─── Приведённый отрывок

Наиболее дискуссионным является вопрос об изобразительности лирического слова. Для того чтобы в этой проблеме разобраться, нужно научиться отличать лирику «саму по себе», от конкретного ее воплощения в определенном лирическом стихотворении. Вопрос о том, что такое лирика, не тождественен вопросу о том, что такое лирическая поэзия. «…Лирика, взятая сама по себе, … есть только эмоция, а не образность»60, – пишет А.Ф.Лосев, уточняя некоторые положения Д.Овсянико-Куликовского. Однако утверждать возможность существования стихотворений, в которых есть только эмоция и ничего, кроме эмоций, – почти то же самое, что признавать осуществимость стремления, о котором писал поэт:

О, если б без слова сказаться душой было можно.

Содержание музыки, говорит Г.В.Ф.Гегель, «есть само по себе субъективное, и выражение его также не приводит к возникновению пространственно пребывающей (выделено автором. – А.Д.) объективности, а показывает своим неудержимым свободным исчезновением, что оно не заключает в себе самостоятельной стойкости, а сохраняется лишь внутренним и субъективным миром и должно существовать только для субъективности внутренней жизни»61.

──────
─── Исходные материалы

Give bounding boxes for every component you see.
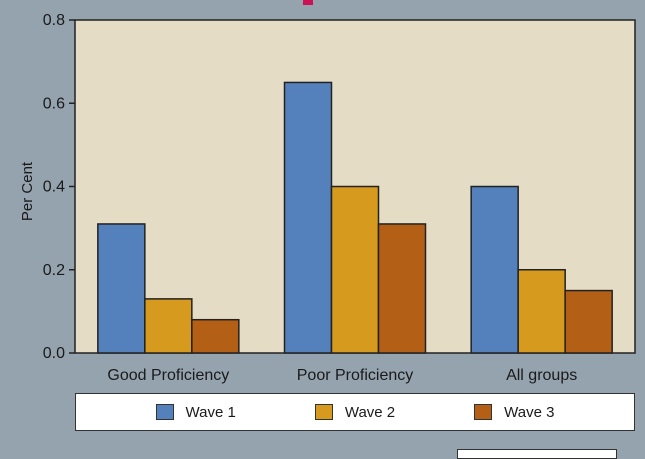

──────

▸ Задания:
1: Выведите без изменений участок отрывка о лирике, начиная со слов "Наиболее дискуссионным является" и заканчивая словами "душой было можно." включительно.
2: Ответьте на вопросы по отрывку о лирике, каждый ответ с новой строки и с той же пометкой:
(a) Какой вопрос назван наиболее дискуссионным?
(b) Чьи положения уточняет А.Ф.Лосев?
(c) Кто говорит, что содержание музыки «есть само по себе субъективное»?
3: Продолжите отрывок о лирике после его последней фразы, развивая рассуждение дальше.

▸ Ответы:
1:
Наиболее дискуссионным является вопрос об изобразительности лирического слова. Для того чтобы в этой проблеме разобраться, нужно научиться отличать лирику «саму по себе», от конкретного ее воплощения в определенном лирическом стихотворении. Вопрос о том, что такое лирика, не тождественен вопросу о том, что такое лирическая поэзия. «…Лирика, взятая сама по себе, … есть только эмоция, а не образность»60, – пишет А.Ф.Лосев, уточняя некоторые положения Д.Овсянико-Куликовского. Однако утверждать возможность существования стихотворений, в которых есть только эмоция и ничего, кроме эмоций, – почти то же самое, что признавать осуществимость стремления, о котором писал поэт:

О, если б без слова сказаться душой было можно.

2:
(a) Вопрос об изобразительности лирического слова.
(b) Д.Овсянико-Куликовского.
(c) Г.В.Ф.Гегель.

3:
Лирическая поэзия никогда этой сферой тотальной субъективности не ограничивается. Попытки доказать противоположное неизбежно приводят к ошибочным умозаключениям. Так, А.А.Кораблев утверждает, что предметность лирики «не представима», но при этом, по его мнению, лирика «не столько (курсив мой. – А.Д.) визуальна, сколько тональна»62. Как связать эти два рядом стоящих вывода в непротиворечивое целое? Если предметность лирики «не представима», значит она и «не визуальна», а если она сколько-то визуальна, она, по крайней мере, столько же и представима. Само выражение «не представимая предметность» – это contradictio in adjecto. В границах представляющего мышления (а именно в этих границах происходит разговор) все, что стало предметностью, одновременно стало и представимым: первым предполагается второе и наоборот. Проблема, стало быть, заключается не в наличии – отсутствии представлений в лирическом произведении, а в том, какого рода представления характерны для него.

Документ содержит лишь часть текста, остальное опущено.